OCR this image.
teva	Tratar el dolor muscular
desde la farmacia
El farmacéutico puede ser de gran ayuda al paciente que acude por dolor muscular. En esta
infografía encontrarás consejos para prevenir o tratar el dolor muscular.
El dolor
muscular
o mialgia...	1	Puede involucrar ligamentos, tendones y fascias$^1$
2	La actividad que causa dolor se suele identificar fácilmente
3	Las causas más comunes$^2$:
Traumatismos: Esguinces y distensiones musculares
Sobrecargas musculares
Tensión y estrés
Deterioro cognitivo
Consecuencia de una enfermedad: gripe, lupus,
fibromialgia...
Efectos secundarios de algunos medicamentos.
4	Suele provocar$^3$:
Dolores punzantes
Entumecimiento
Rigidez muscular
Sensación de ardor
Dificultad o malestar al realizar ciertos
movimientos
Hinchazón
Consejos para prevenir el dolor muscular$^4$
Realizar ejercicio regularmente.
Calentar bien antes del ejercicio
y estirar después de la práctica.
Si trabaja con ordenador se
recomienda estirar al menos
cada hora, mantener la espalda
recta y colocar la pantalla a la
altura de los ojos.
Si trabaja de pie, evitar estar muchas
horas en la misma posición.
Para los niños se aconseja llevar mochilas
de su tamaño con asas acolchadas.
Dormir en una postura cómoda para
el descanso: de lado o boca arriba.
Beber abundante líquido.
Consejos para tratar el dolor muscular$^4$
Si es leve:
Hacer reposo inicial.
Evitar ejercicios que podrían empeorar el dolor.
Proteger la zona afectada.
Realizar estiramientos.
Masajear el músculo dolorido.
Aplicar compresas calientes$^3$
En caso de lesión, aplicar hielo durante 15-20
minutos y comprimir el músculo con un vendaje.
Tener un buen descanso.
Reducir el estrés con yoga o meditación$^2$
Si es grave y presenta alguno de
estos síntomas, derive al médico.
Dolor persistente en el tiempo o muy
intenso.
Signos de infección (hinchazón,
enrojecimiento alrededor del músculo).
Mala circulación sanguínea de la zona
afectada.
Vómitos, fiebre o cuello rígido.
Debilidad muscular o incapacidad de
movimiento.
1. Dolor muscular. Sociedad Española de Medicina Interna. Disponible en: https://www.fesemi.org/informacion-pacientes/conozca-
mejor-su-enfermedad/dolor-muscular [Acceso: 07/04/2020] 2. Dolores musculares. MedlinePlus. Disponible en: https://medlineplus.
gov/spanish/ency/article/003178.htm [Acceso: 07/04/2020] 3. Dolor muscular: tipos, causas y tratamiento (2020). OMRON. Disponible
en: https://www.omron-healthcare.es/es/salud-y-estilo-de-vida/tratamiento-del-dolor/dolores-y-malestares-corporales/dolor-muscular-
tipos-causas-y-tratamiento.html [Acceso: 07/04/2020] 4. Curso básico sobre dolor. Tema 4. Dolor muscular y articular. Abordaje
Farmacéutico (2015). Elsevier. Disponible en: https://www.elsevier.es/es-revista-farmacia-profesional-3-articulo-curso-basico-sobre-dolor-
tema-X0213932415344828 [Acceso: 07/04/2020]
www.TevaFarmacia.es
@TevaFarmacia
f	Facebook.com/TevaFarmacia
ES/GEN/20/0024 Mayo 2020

=-=-=

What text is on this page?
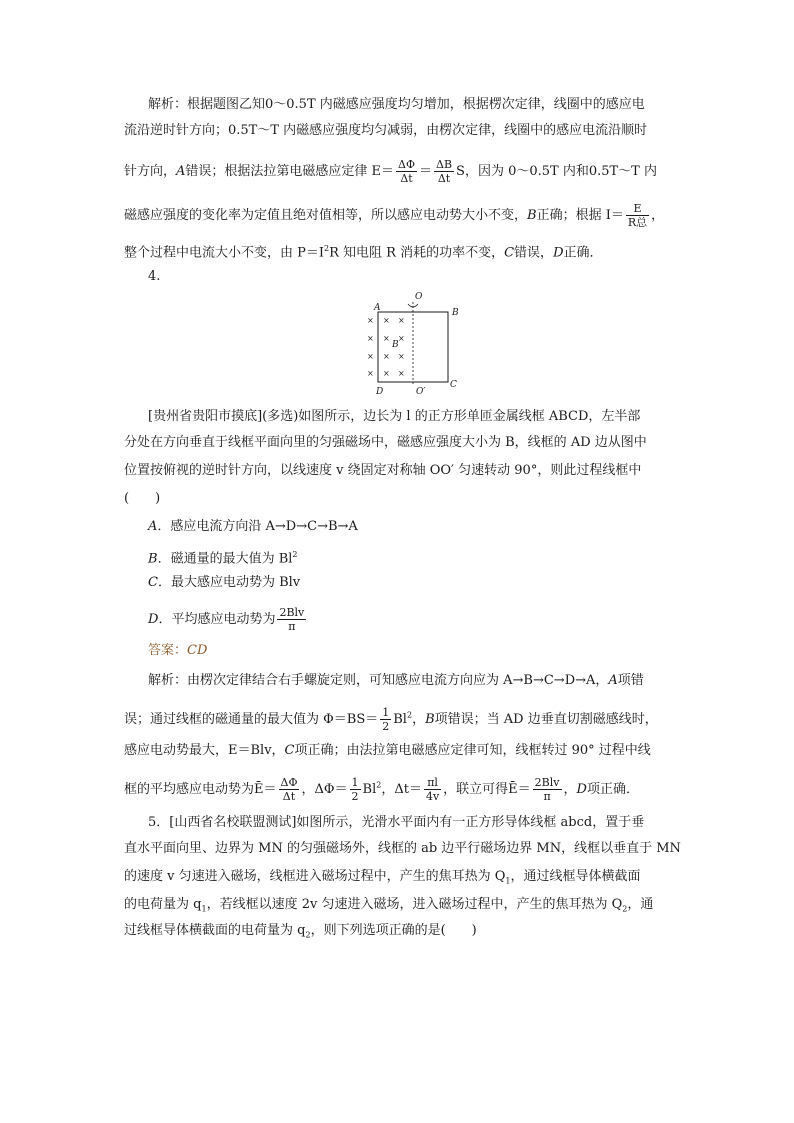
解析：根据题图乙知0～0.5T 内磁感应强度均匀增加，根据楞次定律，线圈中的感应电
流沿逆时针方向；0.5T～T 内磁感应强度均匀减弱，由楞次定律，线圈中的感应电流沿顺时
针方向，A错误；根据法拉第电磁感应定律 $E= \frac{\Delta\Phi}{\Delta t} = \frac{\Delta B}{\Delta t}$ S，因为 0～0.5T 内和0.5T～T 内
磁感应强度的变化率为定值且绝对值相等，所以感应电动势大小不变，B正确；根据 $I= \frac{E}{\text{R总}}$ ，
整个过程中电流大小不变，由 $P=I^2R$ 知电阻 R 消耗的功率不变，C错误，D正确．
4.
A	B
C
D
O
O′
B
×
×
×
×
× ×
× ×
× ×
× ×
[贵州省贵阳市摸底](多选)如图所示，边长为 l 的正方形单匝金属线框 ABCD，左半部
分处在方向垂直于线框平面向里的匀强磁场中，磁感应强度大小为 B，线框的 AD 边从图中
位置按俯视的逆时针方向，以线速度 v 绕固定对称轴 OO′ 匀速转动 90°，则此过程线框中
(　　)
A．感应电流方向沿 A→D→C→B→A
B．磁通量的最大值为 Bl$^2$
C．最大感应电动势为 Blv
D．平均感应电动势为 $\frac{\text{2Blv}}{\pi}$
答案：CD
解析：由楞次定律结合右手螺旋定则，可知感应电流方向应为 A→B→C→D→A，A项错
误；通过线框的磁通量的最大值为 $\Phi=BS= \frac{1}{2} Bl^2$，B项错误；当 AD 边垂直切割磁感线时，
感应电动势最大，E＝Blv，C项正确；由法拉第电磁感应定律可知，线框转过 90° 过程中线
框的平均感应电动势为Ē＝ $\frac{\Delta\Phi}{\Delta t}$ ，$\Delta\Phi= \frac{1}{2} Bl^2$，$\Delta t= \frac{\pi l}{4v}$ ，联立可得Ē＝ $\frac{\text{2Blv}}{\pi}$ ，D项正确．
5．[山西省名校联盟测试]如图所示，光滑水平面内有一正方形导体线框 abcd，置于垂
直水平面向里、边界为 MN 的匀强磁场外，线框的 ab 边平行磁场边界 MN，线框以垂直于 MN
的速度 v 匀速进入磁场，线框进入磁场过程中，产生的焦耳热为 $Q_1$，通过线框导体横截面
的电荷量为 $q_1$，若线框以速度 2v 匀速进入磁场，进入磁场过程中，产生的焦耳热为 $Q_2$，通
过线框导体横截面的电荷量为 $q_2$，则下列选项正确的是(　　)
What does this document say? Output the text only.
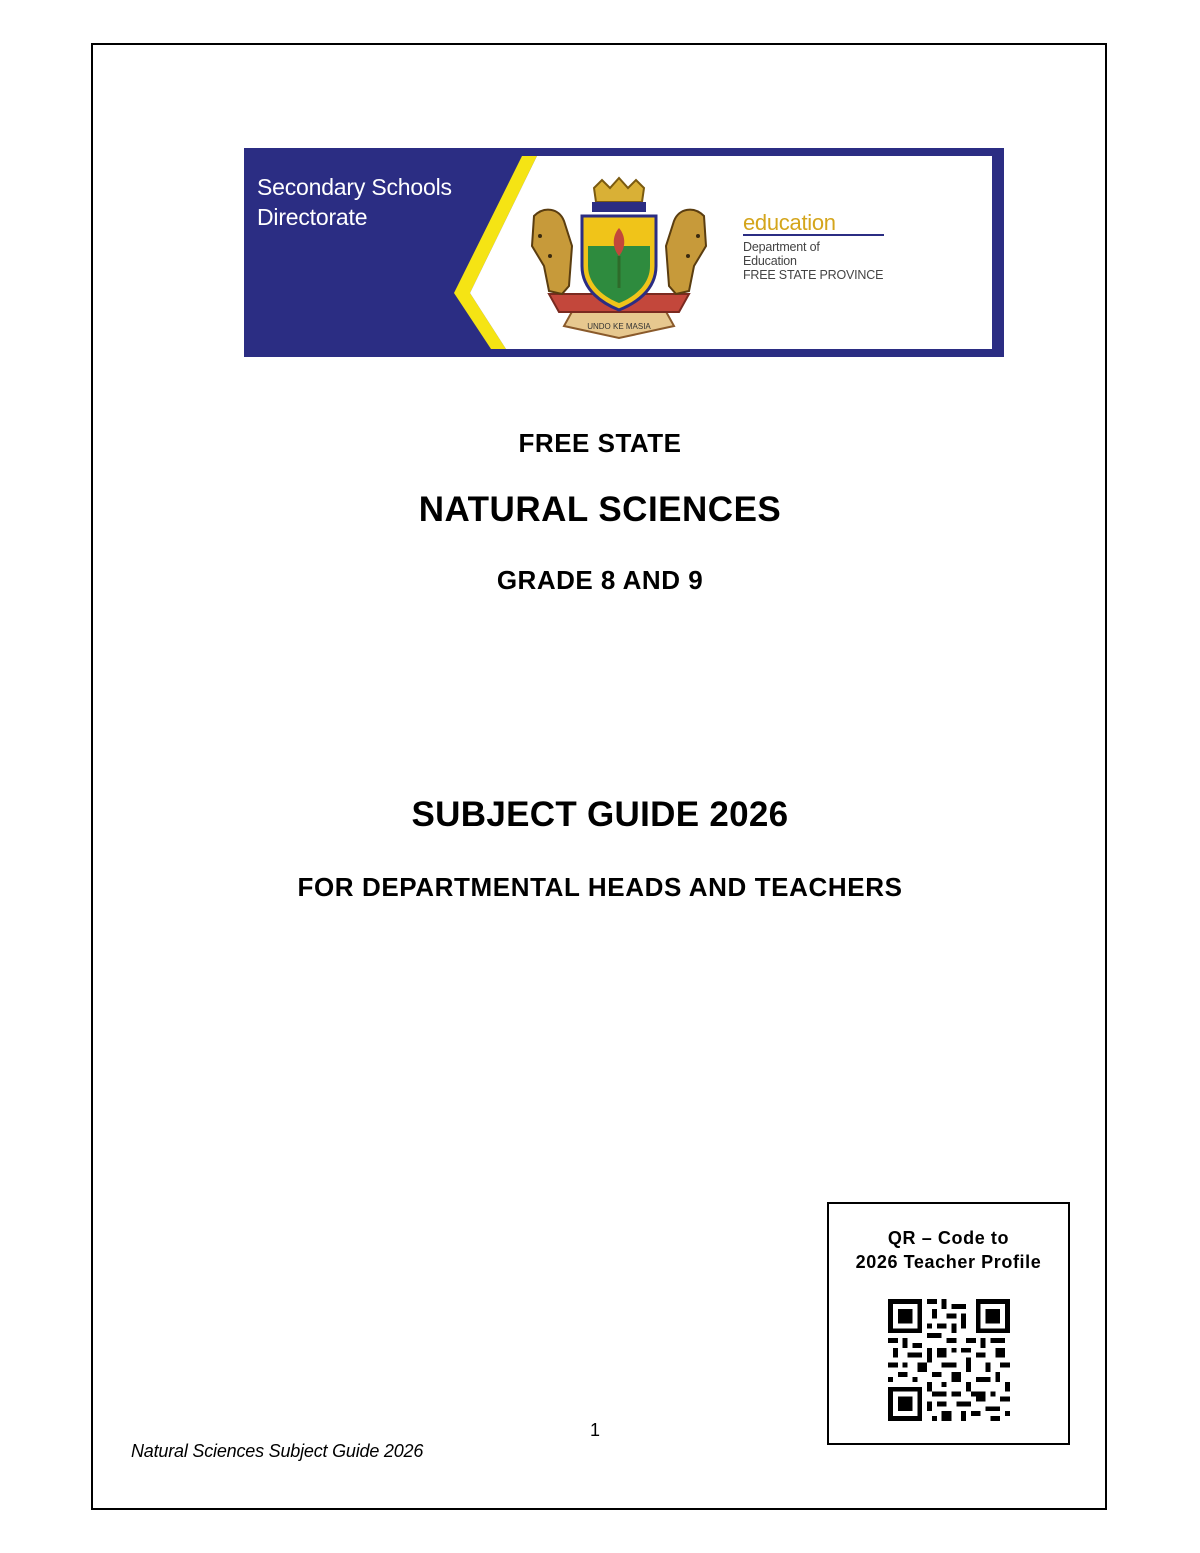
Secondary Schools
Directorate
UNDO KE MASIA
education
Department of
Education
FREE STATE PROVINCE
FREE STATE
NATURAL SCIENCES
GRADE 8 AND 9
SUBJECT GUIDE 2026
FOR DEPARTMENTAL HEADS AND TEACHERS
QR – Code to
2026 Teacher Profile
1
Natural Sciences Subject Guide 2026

=-=-=

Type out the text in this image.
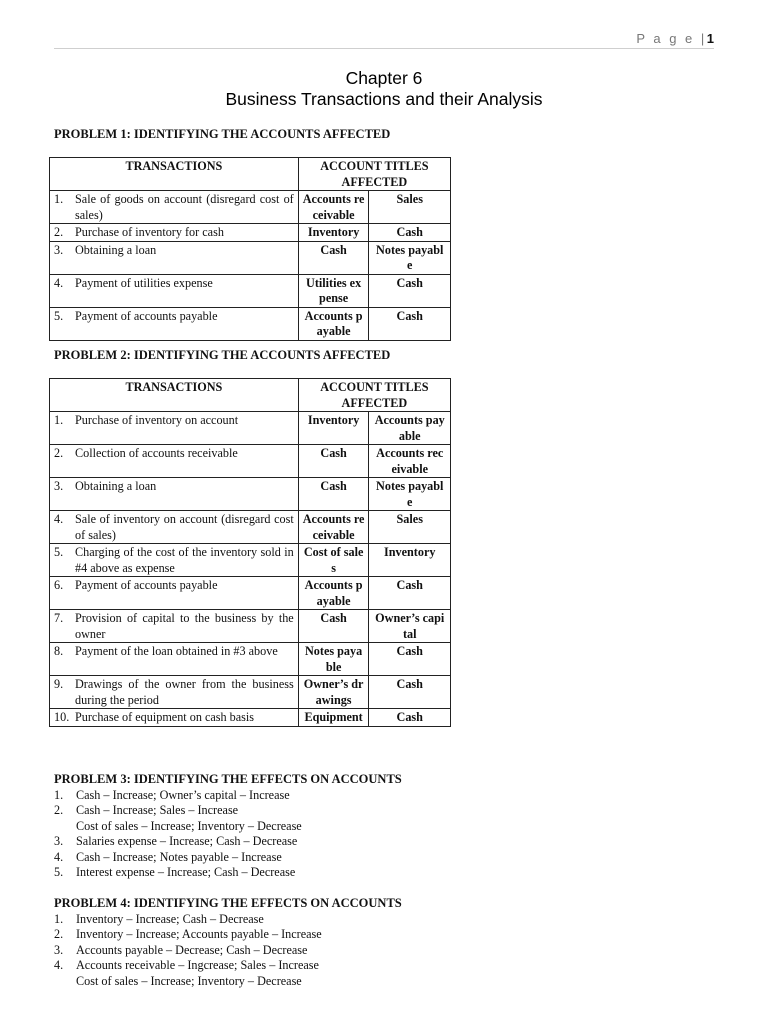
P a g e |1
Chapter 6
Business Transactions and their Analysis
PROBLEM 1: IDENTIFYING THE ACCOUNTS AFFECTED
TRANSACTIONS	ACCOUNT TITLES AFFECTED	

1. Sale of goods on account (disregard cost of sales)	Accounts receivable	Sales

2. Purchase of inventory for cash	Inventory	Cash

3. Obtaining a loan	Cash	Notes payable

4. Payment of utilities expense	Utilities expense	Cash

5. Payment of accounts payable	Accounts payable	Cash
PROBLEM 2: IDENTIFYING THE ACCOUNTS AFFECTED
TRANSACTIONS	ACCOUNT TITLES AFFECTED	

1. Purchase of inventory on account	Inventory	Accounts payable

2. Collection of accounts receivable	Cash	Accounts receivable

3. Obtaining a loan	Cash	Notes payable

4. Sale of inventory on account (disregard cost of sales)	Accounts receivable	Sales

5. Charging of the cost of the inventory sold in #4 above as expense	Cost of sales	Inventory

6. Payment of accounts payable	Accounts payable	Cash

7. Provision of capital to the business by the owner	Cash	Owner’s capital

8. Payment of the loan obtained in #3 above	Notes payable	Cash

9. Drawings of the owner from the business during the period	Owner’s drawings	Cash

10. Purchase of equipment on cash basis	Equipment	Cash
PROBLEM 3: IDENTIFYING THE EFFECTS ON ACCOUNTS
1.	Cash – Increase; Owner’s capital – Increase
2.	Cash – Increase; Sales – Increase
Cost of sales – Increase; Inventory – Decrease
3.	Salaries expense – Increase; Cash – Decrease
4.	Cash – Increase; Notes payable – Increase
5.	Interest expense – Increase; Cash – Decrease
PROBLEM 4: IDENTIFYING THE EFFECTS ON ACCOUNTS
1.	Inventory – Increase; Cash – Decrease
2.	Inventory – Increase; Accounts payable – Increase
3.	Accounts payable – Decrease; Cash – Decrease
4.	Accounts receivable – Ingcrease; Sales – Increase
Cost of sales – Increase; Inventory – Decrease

=-=-=

* **Stated exercise**: Within the entries above, report how many lines include "text", and keep the answer to the number.

* **Answer to the problem**: 6